Exercise requirements:
Give only the number of lines in these records that contain the word "icon".

Dataset records
________________________

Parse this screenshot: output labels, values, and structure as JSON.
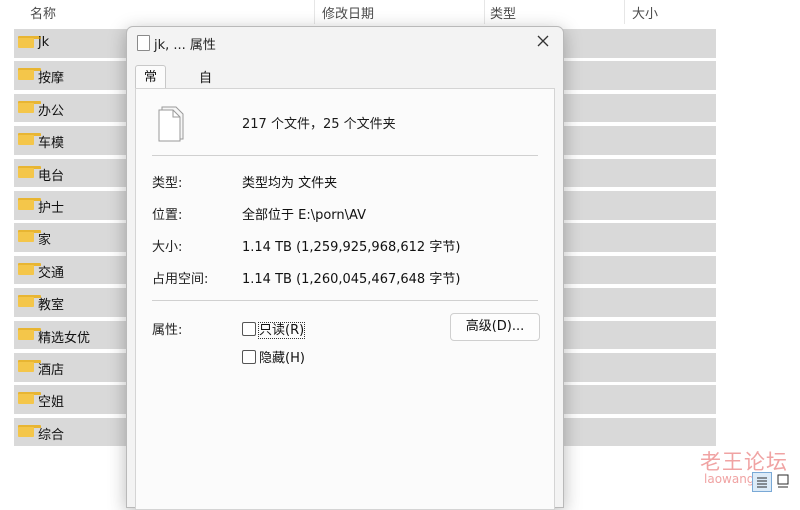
{
  "explorer": {
    "columns": [
      "名称",
      "修改日期",
      "类型",
      "大小"
    ],
    "folders": [
      "jk",
      "按摩",
      "办公",
      "车模",
      "电台",
      "护士",
      "家",
      "交通",
      "教室",
      "精选女优",
      "酒店",
      "空姐",
      "综合"
    ],
    "folder_icon": "folder-icon",
    "folder_color": "#f4c64a",
    "row_color": "#d9d9d9"
  },
  "dialog": {
    "title": "jk, ... 属性",
    "close_icon": "close-icon",
    "tabs": [
      "常规",
      "自定义"
    ],
    "summary": "217 个文件，25 个文件夹",
    "props": [
      {
        "label": "类型:",
        "value": "类型均为 文件夹"
      },
      {
        "label": "位置:",
        "value": "全部位于 E:\\porn\\AV"
      },
      {
        "label": "大小:",
        "value": "1.14 TB (1,259,925,968,612 字节)"
      },
      {
        "label": "占用空间:",
        "value": "1.14 TB (1,260,045,467,648 字节)"
      }
    ],
    "attributes_label": "属性:",
    "readonly_label": "只读(R)",
    "hidden_label": "隐藏(H)",
    "advanced_label": "高级(D)..."
  },
  "watermark": {
    "cn": "老王论坛",
    "en": "laowang"
  }
}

________________________

Output for this task:
2